◆ **Records shown**

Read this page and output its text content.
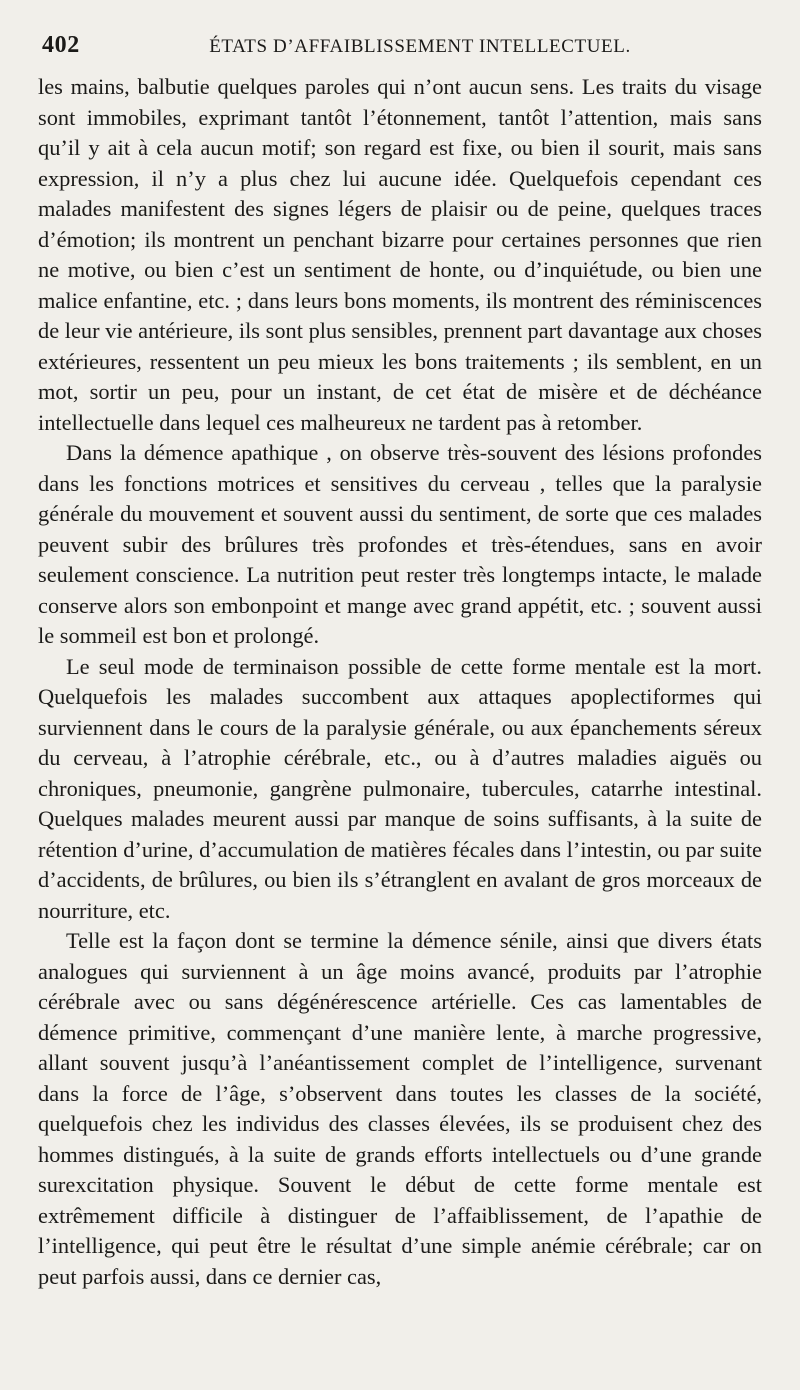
402	ÉTATS D’AFFAIBLISSEMENT INTELLECTUEL.

les mains, balbutie quelques paroles qui n’ont aucun sens. Les traits du visage sont immobiles, exprimant tantôt l’étonnement, tantôt l’attention, mais sans qu’il y ait à cela aucun motif; son regard est fixe, ou bien il sourit, mais sans expression, il n’y a plus chez lui aucune idée. Quelquefois cependant ces malades manifestent des signes légers de plaisir ou de peine, quelques traces d’émotion; ils montrent un penchant bizarre pour certaines personnes que rien ne motive, ou bien c’est un sentiment de honte, ou d’inquiétude, ou bien une malice enfantine, etc. ; dans leurs bons moments, ils montrent des réminiscences de leur vie antérieure, ils sont plus sensibles, prennent part davantage aux choses extérieures, ressentent un peu mieux les bons traitements ; ils semblent, en un mot, sortir un peu, pour un instant, de cet état de misère et de déchéance intellectuelle dans lequel ces malheureux ne tardent pas à retomber.

Dans la démence apathique , on observe très-souvent des lésions profondes dans les fonctions motrices et sensitives du cerveau , telles que la paralysie générale du mouvement et souvent aussi du sentiment, de sorte que ces malades peuvent subir des brûlures très profondes et très-étendues, sans en avoir seulement conscience. La nutrition peut rester très longtemps intacte, le malade conserve alors son embonpoint et mange avec grand appétit, etc. ; souvent aussi le sommeil est bon et prolongé.

Le seul mode de terminaison possible de cette forme mentale est la mort. Quelquefois les malades succombent aux attaques apoplectiformes qui surviennent dans le cours de la paralysie générale, ou aux épanchements séreux du cerveau, à l’atrophie cérébrale, etc., ou à d’autres maladies aiguës ou chroniques, pneumonie, gangrène pulmonaire, tubercules, catarrhe intestinal. Quelques malades meurent aussi par manque de soins suffisants, à la suite de rétention d’urine, d’accumulation de matières fécales dans l’intestin, ou par suite d’accidents, de brûlures, ou bien ils s’étranglent en avalant de gros morceaux de nourriture, etc.

Telle est la façon dont se termine la démence sénile, ainsi que divers états analogues qui surviennent à un âge moins avancé, produits par l’atrophie cérébrale avec ou sans dégénérescence artérielle. Ces cas lamentables de démence primitive, commençant d’une manière lente, à marche progressive, allant souvent jusqu’à l’anéantissement complet de l’intelligence, survenant dans la force de l’âge, s’observent dans toutes les classes de la société, quelquefois chez les individus des classes élevées, ils se produisent chez des hommes distingués, à la suite de grands efforts intellectuels ou d’une grande surexcitation physique. Souvent le début de cette forme mentale est extrêmement difficile à distinguer de l’affaiblissement, de l’apathie de l’intelligence, qui peut être le résultat d’une simple anémie cérébrale; car on peut parfois aussi, dans ce dernier cas,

◆ **Stated problem**
Strip out the images, then output the records above word for word.

◆ **Answer to the exercise**
Read this page and output its text content.
402	ÉTATS D’AFFAIBLISSEMENT INTELLECTUEL.

les mains, balbutie quelques paroles qui n’ont aucun sens. Les traits du visage sont immobiles, exprimant tantôt l’étonnement, tantôt l’attention, mais sans qu’il y ait à cela aucun motif; son regard est fixe, ou bien il sourit, mais sans expression, il n’y a plus chez lui aucune idée. Quelquefois cependant ces malades manifestent des signes légers de plaisir ou de peine, quelques traces d’émotion; ils montrent un penchant bizarre pour certaines personnes que rien ne motive, ou bien c’est un sentiment de honte, ou d’inquiétude, ou bien une malice enfantine, etc. ; dans leurs bons moments, ils montrent des réminiscences de leur vie antérieure, ils sont plus sensibles, prennent part davantage aux choses extérieures, ressentent un peu mieux les bons traitements ; ils semblent, en un mot, sortir un peu, pour un instant, de cet état de misère et de déchéance intellectuelle dans lequel ces malheureux ne tardent pas à retomber.

Dans la démence apathique , on observe très-souvent des lésions profondes dans les fonctions motrices et sensitives du cerveau , telles que la paralysie générale du mouvement et souvent aussi du sentiment, de sorte que ces malades peuvent subir des brûlures très profondes et très-étendues, sans en avoir seulement conscience. La nutrition peut rester très longtemps intacte, le malade conserve alors son embonpoint et mange avec grand appétit, etc. ; souvent aussi le sommeil est bon et prolongé.

Le seul mode de terminaison possible de cette forme mentale est la mort. Quelquefois les malades succombent aux attaques apoplectiformes qui surviennent dans le cours de la paralysie générale, ou aux épanchements séreux du cerveau, à l’atrophie cérébrale, etc., ou à d’autres maladies aiguës ou chroniques, pneumonie, gangrène pulmonaire, tubercules, catarrhe intestinal. Quelques malades meurent aussi par manque de soins suffisants, à la suite de rétention d’urine, d’accumulation de matières fécales dans l’intestin, ou par suite d’accidents, de brûlures, ou bien ils s’étranglent en avalant de gros morceaux de nourriture, etc.

Telle est la façon dont se termine la démence sénile, ainsi que divers états analogues qui surviennent à un âge moins avancé, produits par l’atrophie cérébrale avec ou sans dégénérescence artérielle. Ces cas lamentables de démence primitive, commençant d’une manière lente, à marche progressive, allant souvent jusqu’à l’anéantissement complet de l’intelligence, survenant dans la force de l’âge, s’observent dans toutes les classes de la société, quelquefois chez les individus des classes élevées, ils se produisent chez des hommes distingués, à la suite de grands efforts intellectuels ou d’une grande surexcitation physique. Souvent le début de cette forme mentale est extrêmement difficile à distinguer de l’affaiblissement, de l’apathie de l’intelligence, qui peut être le résultat d’une simple anémie cérébrale; car on peut parfois aussi, dans ce dernier cas,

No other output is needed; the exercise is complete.